> **Problem to work on**:
Go through the material below and report how many lines contain "color". Give only the number.

> **Material shown**:
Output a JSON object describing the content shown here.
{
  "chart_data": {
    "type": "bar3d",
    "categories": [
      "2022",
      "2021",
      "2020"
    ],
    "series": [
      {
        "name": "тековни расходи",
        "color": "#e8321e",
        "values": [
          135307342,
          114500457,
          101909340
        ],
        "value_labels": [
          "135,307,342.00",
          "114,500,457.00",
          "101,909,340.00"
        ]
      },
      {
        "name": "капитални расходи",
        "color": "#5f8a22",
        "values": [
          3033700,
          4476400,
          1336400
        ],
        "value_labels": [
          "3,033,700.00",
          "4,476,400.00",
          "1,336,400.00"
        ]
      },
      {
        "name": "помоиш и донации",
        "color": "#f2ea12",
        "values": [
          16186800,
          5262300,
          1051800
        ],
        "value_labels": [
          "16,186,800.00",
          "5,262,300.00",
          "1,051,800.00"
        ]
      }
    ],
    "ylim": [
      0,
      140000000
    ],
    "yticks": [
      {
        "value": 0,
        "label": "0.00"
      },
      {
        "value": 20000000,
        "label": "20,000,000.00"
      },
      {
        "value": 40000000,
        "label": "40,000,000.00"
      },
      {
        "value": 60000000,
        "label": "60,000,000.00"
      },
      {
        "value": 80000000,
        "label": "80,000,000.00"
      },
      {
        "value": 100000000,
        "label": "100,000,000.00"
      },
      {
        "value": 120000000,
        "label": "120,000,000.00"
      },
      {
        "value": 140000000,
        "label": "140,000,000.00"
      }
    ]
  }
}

> **Full output**:
3